▶ [Material]:
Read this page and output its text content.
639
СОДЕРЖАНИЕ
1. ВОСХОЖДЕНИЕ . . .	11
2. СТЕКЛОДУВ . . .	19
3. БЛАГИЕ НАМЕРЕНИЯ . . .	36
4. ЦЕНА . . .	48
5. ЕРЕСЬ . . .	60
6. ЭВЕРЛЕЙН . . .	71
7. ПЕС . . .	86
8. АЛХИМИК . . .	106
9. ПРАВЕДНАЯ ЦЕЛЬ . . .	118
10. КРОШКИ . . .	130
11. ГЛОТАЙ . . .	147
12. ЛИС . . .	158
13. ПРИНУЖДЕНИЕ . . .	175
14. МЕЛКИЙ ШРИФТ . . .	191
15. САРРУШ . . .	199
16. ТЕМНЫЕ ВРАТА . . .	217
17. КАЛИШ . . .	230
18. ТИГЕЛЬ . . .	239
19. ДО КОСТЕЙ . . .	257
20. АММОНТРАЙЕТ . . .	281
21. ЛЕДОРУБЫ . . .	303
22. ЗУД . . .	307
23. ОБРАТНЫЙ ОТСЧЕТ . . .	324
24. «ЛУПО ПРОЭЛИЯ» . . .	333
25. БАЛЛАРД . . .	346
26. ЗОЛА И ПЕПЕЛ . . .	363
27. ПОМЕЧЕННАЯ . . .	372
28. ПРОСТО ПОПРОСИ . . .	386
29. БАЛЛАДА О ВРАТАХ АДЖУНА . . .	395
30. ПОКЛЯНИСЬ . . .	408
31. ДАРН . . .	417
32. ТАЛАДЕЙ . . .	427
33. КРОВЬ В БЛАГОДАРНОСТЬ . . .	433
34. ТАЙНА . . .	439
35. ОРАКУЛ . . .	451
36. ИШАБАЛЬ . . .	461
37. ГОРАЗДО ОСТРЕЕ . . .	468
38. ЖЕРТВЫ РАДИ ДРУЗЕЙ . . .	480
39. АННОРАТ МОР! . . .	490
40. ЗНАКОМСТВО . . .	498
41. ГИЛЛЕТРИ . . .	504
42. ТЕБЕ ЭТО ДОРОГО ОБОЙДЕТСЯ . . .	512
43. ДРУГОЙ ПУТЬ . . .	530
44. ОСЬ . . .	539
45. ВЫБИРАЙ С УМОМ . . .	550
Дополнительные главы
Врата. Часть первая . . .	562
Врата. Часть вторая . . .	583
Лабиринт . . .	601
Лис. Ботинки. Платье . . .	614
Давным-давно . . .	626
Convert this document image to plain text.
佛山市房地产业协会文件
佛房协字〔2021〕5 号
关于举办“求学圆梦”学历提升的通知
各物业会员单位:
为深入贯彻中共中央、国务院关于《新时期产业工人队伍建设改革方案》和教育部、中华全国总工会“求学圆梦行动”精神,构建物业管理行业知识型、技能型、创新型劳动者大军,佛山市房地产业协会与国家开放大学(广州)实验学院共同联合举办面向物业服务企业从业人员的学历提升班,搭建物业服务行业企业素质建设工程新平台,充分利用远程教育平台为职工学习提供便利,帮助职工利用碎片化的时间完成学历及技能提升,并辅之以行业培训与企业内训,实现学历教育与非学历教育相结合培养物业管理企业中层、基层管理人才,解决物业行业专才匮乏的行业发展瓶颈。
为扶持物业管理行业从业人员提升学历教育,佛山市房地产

---

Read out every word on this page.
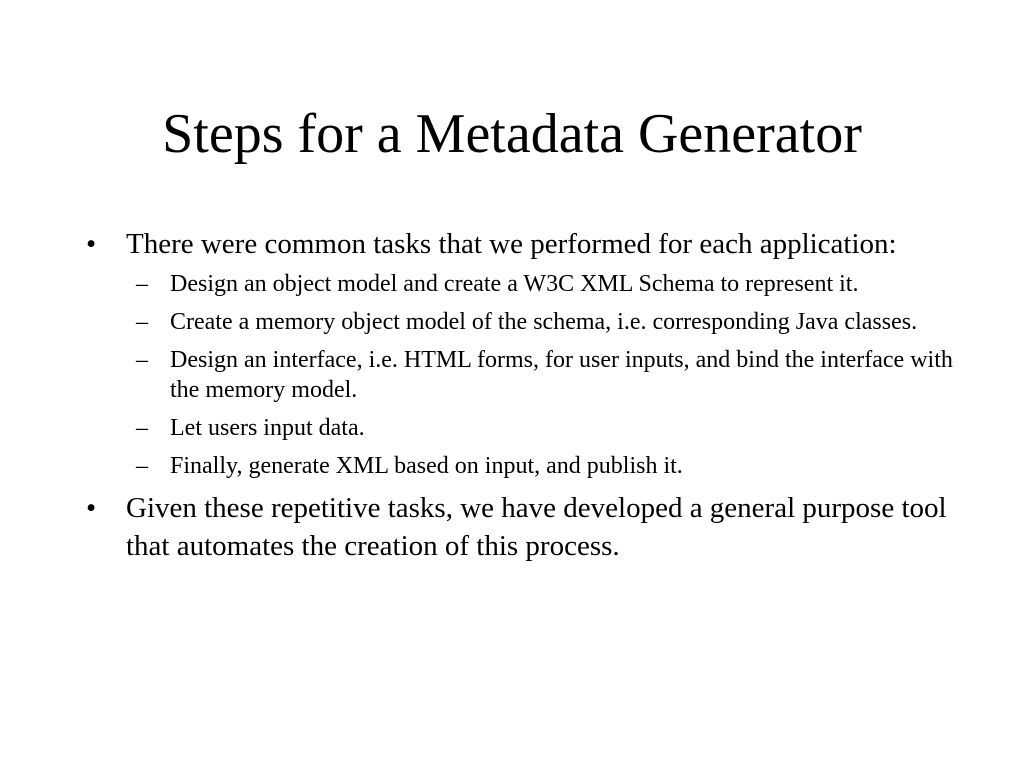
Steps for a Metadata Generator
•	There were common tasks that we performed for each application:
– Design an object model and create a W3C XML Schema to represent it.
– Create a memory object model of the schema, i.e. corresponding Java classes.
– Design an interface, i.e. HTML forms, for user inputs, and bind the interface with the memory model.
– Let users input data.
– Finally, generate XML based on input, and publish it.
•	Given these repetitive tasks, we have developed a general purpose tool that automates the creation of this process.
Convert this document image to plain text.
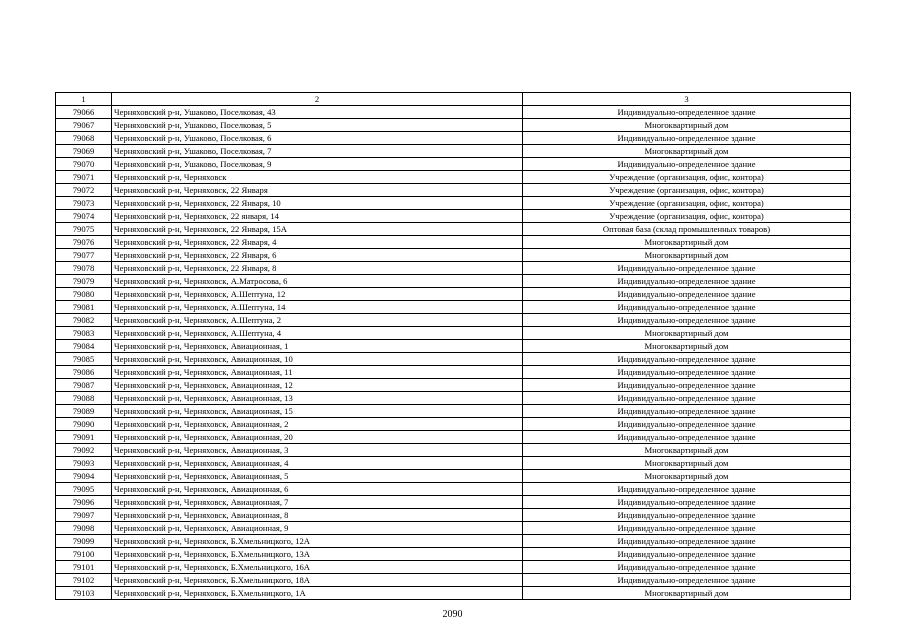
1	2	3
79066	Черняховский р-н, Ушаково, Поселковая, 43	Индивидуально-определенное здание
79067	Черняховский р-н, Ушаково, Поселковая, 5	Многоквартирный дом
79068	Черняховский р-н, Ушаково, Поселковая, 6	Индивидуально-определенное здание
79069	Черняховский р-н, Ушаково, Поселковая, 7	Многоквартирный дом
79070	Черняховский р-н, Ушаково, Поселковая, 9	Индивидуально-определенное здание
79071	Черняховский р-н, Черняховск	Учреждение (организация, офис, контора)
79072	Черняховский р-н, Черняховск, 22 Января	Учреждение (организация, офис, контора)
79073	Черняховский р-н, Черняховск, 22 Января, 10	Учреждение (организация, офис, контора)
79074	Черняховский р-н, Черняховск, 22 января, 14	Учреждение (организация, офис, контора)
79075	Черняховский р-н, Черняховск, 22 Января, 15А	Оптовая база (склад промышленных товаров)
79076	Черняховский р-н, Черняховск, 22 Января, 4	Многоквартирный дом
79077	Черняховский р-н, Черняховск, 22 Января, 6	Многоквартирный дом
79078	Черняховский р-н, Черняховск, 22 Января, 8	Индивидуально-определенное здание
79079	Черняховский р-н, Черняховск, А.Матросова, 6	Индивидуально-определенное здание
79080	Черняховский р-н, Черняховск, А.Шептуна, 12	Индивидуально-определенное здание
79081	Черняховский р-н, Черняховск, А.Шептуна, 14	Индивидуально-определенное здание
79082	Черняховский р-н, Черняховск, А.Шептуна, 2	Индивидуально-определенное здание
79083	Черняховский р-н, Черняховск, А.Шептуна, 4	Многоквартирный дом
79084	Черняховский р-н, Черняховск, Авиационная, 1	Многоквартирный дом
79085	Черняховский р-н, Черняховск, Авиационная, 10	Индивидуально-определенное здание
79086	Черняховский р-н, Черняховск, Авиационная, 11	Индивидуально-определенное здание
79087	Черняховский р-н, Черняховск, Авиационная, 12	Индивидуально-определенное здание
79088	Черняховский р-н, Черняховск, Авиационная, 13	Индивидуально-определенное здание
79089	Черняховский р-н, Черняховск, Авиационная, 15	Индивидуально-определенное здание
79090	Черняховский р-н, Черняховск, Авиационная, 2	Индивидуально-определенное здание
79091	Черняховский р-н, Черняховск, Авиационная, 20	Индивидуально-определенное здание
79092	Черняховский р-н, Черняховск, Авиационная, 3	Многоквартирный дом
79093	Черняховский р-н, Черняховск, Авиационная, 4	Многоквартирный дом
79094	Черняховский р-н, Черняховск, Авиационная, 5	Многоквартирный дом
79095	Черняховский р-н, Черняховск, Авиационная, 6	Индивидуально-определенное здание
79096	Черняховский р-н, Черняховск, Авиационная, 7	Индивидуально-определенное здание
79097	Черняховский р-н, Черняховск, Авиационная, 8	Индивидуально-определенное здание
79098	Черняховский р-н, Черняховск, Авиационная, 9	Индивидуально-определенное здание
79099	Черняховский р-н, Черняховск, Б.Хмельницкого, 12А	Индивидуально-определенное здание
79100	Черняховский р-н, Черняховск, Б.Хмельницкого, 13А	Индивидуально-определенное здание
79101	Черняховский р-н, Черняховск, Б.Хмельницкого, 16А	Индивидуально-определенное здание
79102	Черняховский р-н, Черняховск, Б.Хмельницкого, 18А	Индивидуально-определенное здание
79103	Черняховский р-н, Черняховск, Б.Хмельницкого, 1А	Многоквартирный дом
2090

==

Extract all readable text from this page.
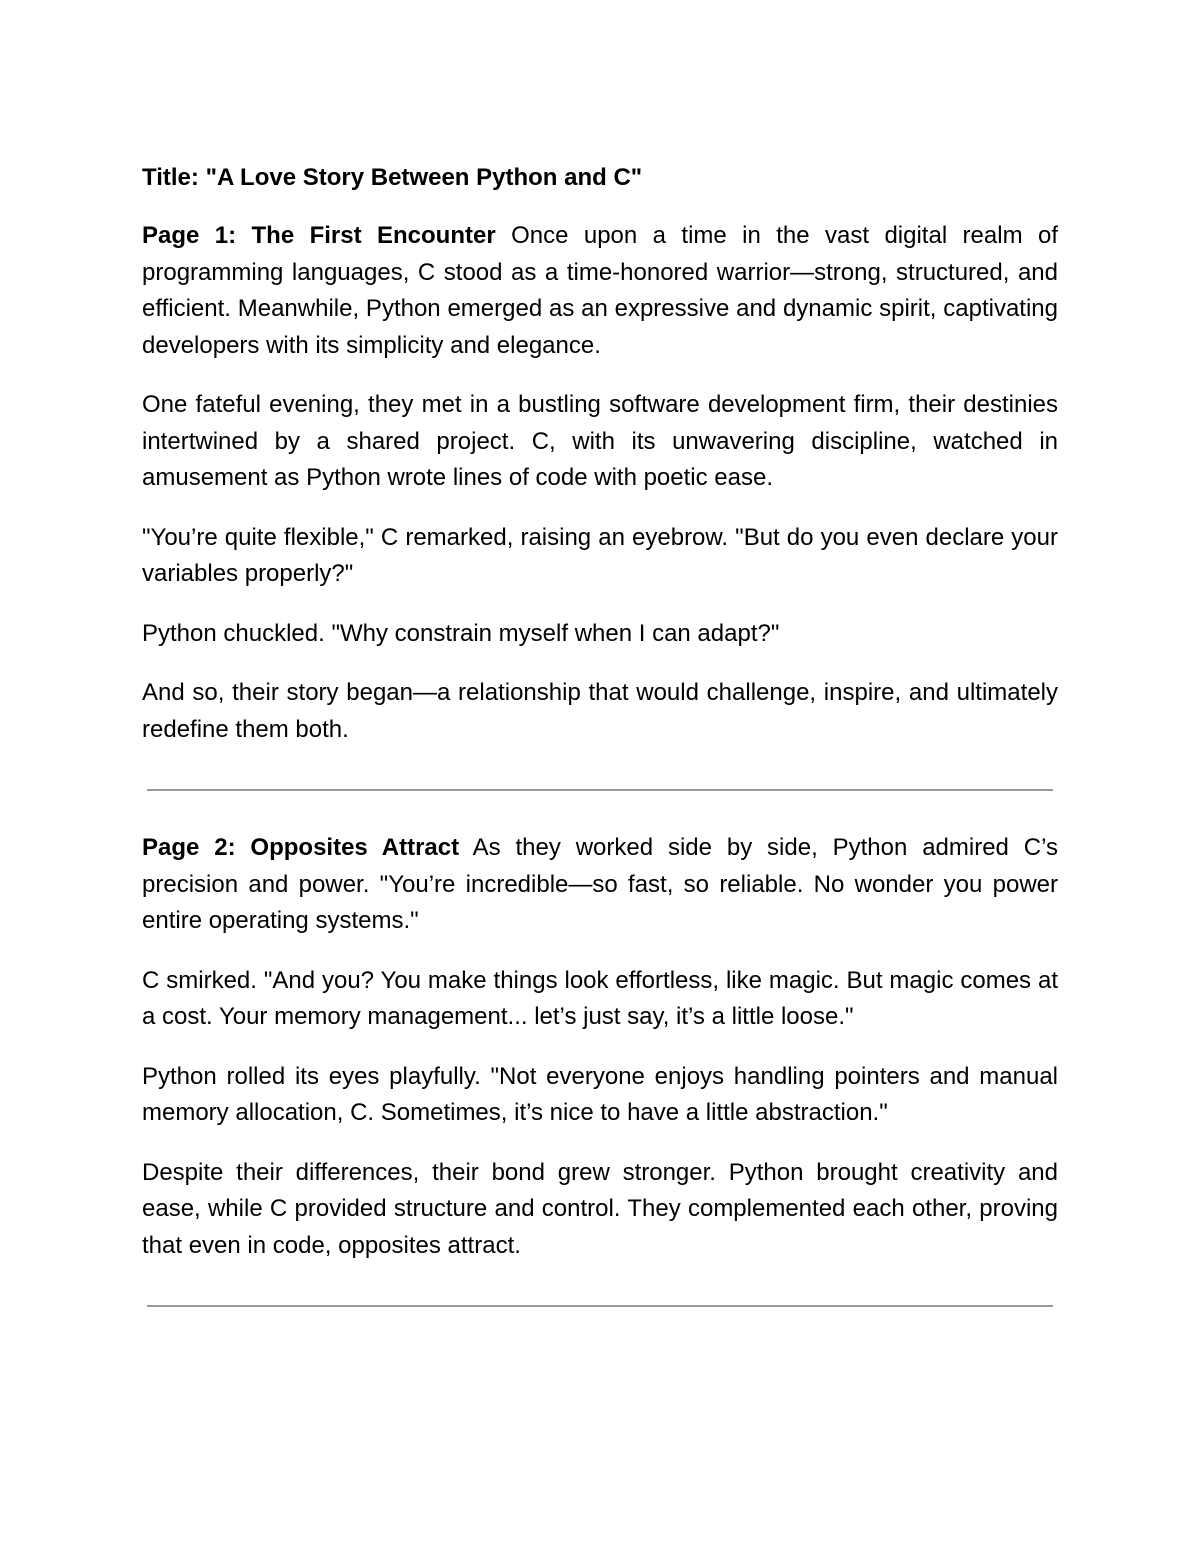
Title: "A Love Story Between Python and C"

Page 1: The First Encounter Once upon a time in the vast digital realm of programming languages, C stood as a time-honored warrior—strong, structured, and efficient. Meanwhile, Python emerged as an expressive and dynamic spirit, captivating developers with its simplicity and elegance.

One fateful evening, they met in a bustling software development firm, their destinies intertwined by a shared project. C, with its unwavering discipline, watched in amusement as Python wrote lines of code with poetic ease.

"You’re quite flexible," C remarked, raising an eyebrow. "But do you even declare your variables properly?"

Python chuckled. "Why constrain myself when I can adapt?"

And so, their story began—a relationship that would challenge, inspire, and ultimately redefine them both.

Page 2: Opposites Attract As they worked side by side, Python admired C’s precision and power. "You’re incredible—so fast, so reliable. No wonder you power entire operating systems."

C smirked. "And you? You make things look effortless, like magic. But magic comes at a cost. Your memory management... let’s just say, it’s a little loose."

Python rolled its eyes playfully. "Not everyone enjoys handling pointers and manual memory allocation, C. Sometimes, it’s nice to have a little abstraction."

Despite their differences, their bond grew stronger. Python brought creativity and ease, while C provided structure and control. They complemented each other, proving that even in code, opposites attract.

▶ [Written exercise]:
Collect every line from the records above that contains the word "Учреждение".

▶ [Answer below]:
79071	Черняховский р-н, Черняховск	Учреждение (организация, офис, контора)
79072	Черняховский р-н, Черняховск, 22 Января	Учреждение (организация, офис, контора)
79073	Черняховский р-н, Черняховск, 22 Января, 10	Учреждение (организация, офис, контора)
79074	Черняховский р-н, Черняховск, 22 января, 14	Учреждение (организация, офис, контора)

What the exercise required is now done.